The records that follow are to be repeated exactly, with the pictures removed.

* begin INFORMATION SHOWN *

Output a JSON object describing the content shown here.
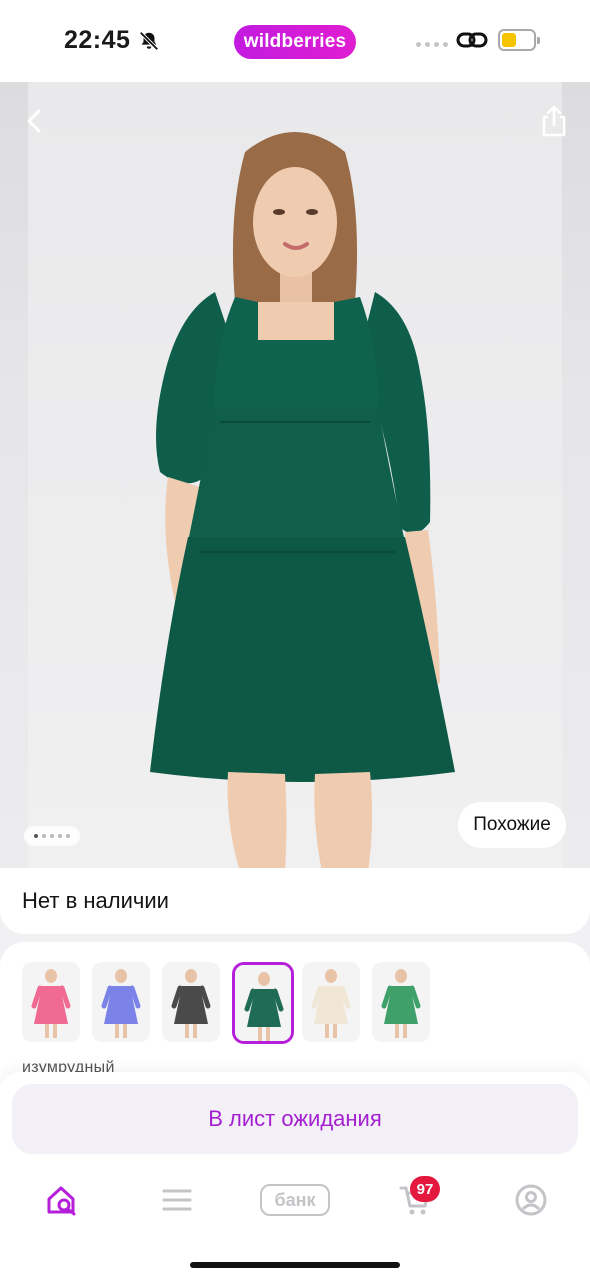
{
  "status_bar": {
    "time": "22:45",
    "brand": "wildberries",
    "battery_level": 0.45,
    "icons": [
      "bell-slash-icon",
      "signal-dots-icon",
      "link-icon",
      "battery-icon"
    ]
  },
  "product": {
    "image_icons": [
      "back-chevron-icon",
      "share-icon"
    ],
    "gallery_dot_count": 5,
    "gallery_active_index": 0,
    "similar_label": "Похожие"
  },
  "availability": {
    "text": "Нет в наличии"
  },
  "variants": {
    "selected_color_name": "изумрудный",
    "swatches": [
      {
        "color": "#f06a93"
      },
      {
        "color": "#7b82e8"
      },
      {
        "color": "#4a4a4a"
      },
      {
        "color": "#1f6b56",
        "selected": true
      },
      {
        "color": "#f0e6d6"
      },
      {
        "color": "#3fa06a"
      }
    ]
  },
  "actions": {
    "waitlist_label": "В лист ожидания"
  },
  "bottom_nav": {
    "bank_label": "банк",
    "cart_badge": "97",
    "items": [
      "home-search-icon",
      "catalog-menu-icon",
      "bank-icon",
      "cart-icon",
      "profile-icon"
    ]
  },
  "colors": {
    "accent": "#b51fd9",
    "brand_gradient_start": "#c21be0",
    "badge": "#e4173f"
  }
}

* end INFORMATION SHOWN *

### RESULT BELOW:
Output a JSON object describing the content shown here.
{
  "status_bar": {
    "time": "22:45",
    "brand": "wildberries",
    "battery_level": 0.45,
    "icons": [
      "bell-slash-icon",
      "signal-dots-icon",
      "link-icon",
      "battery-icon"
    ]
  },
  "product": {
    "image_icons": [
      "back-chevron-icon",
      "share-icon"
    ],
    "gallery_dot_count": 5,
    "gallery_active_index": 0,
    "similar_label": "Похожие"
  },
  "availability": {
    "text": "Нет в наличии"
  },
  "variants": {
    "selected_color_name": "изумрудный",
    "swatches": [
      {
        "color": "#f06a93"
      },
      {
        "color": "#7b82e8"
      },
      {
        "color": "#4a4a4a"
      },
      {
        "color": "#1f6b56",
        "selected": true
      },
      {
        "color": "#f0e6d6"
      },
      {
        "color": "#3fa06a"
      }
    ]
  },
  "actions": {
    "waitlist_label": "В лист ожидания"
  },
  "bottom_nav": {
    "bank_label": "банк",
    "cart_badge": "97",
    "items": [
      "home-search-icon",
      "catalog-menu-icon",
      "bank-icon",
      "cart-icon",
      "profile-icon"
    ]
  },
  "colors": {
    "accent": "#b51fd9",
    "brand_gradient_start": "#c21be0",
    "badge": "#e4173f"
  }
}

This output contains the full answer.